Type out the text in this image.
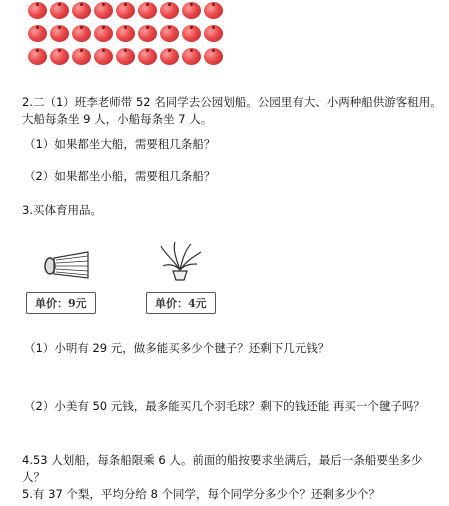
2.二（1）班李老师带 52 名同学去公园划船。公园里有大、小两种船供游客租用。大船每条坐 9 人，小船每条坐 7 人。
（1）如果都坐大船，需要租几条船？
（2）如果都坐小船，需要租几条船？
3.买体育用品。
单价：9元	单价：4元
（1）小明有 29 元，做多能买多少个毽子？还剩下几元钱？
（2）小美有 50 元钱，最多能买几个羽毛球？剩下的钱还能 再买一个毽子吗？
4.53 人划船，每条船限乘 6 人。前面的船按要求坐满后，最后一条船要坐多少人？
5.有 37 个梨，平均分给 8 个同学，每个同学分多少个？还剩多少个？
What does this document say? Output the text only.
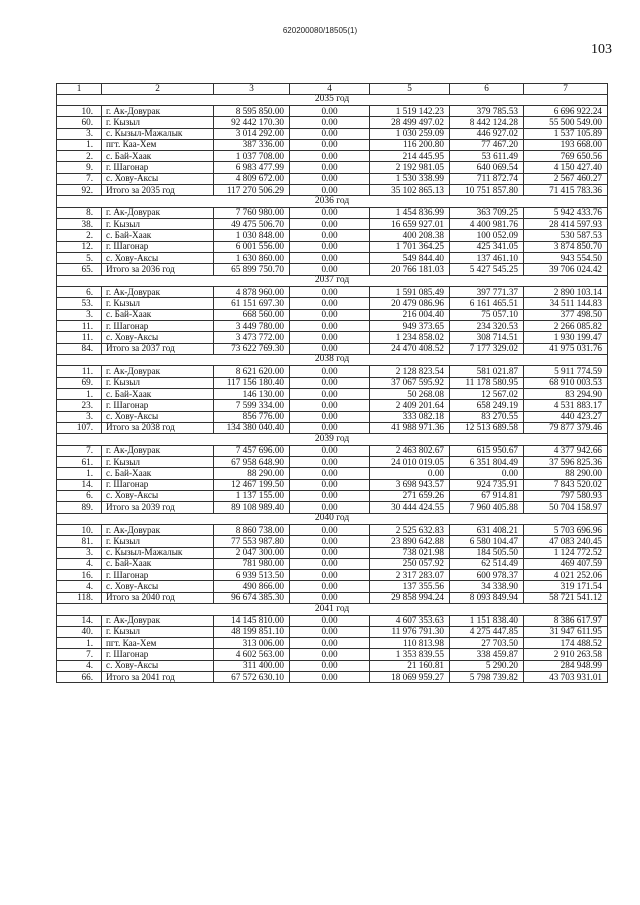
620200080/18505(1)
103
1	2	3	4	5	6	7
2035 год						
10.	г. Ак-Довурак	8 595 850.00	0.00	1 519 142.23	379 785.53	6 696 922.24
60.	г. Кызыл	92 442 170.30	0.00	28 499 497.02	8 442 124.28	55 500 549.00
3.	с. Кызыл-Мажалык	3 014 292.00	0.00	1 030 259.09	446 927.02	1 537 105.89
1.	пгт. Каа-Хем	387 336.00	0.00	116 200.80	77 467.20	193 668.00
2.	с. Бай-Хаак	1 037 708.00	0.00	214 445.95	53 611.49	769 650.56
9.	г. Шагонар	6 983 477.99	0.00	2 192 981.05	640 069.54	4 150 427.40
7.	с. Хову-Аксы	4 809 672.00	0.00	1 530 338.99	711 872.74	2 567 460.27
92.	Итого за 2035 год	117 270 506.29	0.00	35 102 865.13	10 751 857.80	71 415 783.36
2036 год						
8.	г. Ак-Довурак	7 760 980.00	0.00	1 454 836.99	363 709.25	5 942 433.76
38.	г. Кызыл	49 475 506.70	0.00	16 659 927.01	4 400 981.76	28 414 597.93
2.	с. Бай-Хаак	1 030 848.00	0.00	400 208.38	100 052.09	530 587.53
12.	г. Шагонар	6 001 556.00	0.00	1 701 364.25	425 341.05	3 874 850.70
5.	с. Хову-Аксы	1 630 860.00	0.00	549 844.40	137 461.10	943 554.50
65.	Итого за 2036 год	65 899 750.70	0.00	20 766 181.03	5 427 545.25	39 706 024.42
2037 год						
6.	г. Ак-Довурак	4 878 960.00	0.00	1 591 085.49	397 771.37	2 890 103.14
53.	г. Кызыл	61 151 697.30	0.00	20 479 086.96	6 161 465.51	34 511 144.83
3.	с. Бай-Хаак	668 560.00	0.00	216 004.40	75 057.10	377 498.50
11.	г. Шагонар	3 449 780.00	0.00	949 373.65	234 320.53	2 266 085.82
11.	с. Хову-Аксы	3 473 772.00	0.00	1 234 858.02	308 714.51	1 930 199.47
84.	Итого за 2037 год	73 622 769.30	0.00	24 470 408.52	7 177 329.02	41 975 031.76
2038 год						
11.	г. Ак-Довурак	8 621 620.00	0.00	2 128 823.54	581 021.87	5 911 774.59
69.	г. Кызыл	117 156 180.40	0.00	37 067 595.92	11 178 580.95	68 910 003.53
1.	с. Бай-Хаак	146 130.00	0.00	50 268.08	12 567.02	83 294.90
23.	г. Шагонар	7 599 334.00	0.00	2 409 201.64	658 249.19	4 531 883.17
3.	с. Хову-Аксы	856 776.00	0.00	333 082.18	83 270.55	440 423.27
107.	Итого за 2038 год	134 380 040.40	0.00	41 988 971.36	12 513 689.58	79 877 379.46
2039 год						
7.	г. Ак-Довурак	7 457 696.00	0.00	2 463 802.67	615 950.67	4 377 942.66
61.	г. Кызыл	67 958 648.90	0.00	24 010 019.05	6 351 804.49	37 596 825.36
1.	с. Бай-Хаак	88 290.00	0.00	0.00	0.00	88 290.00
14.	г. Шагонар	12 467 199.50	0.00	3 698 943.57	924 735.91	7 843 520.02
6.	с. Хову-Аксы	1 137 155.00	0.00	271 659.26	67 914.81	797 580.93
89.	Итого за 2039 год	89 108 989.40	0.00	30 444 424.55	7 960 405.88	50 704 158.97
2040 год						
10.	г. Ак-Довурак	8 860 738.00	0.00	2 525 632.83	631 408.21	5 703 696.96
81.	г. Кызыл	77 553 987.80	0.00	23 890 642.88	6 580 104.47	47 083 240.45
3.	с. Кызыл-Мажалык	2 047 300.00	0.00	738 021.98	184 505.50	1 124 772.52
4.	с. Бай-Хаак	781 980.00	0.00	250 057.92	62 514.49	469 407.59
16.	г. Шагонар	6 939 513.50	0.00	2 317 283.07	600 978.37	4 021 252.06
4.	с. Хову-Аксы	490 866.00	0.00	137 355.56	34 338.90	319 171.54
118.	Итого за 2040 год	96 674 385.30	0.00	29 858 994.24	8 093 849.94	58 721 541.12
2041 год						
14.	г. Ак-Довурак	14 145 810.00	0.00	4 607 353.63	1 151 838.40	8 386 617.97
40.	г. Кызыл	48 199 851.10	0.00	11 976 791.30	4 275 447.85	31 947 611.95
1.	пгт. Каа-Хем	313 006.00	0.00	110 813.98	27 703.50	174 488.52
7.	г. Шагонар	4 602 563.00	0.00	1 353 839.55	338 459.87	2 910 263.58
4.	с. Хову-Аксы	311 400.00	0.00	21 160.81	5 290.20	284 948.99
66.	Итого за 2041 год	67 572 630.10	0.00	18 069 959.27	5 798 739.82	43 703 931.01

===============

#### Stated exercise
Take every line from the data above that holds "this" and copy it out.

#### Exercise answer
Type out the text in this image.
What does this document say? Output the text only.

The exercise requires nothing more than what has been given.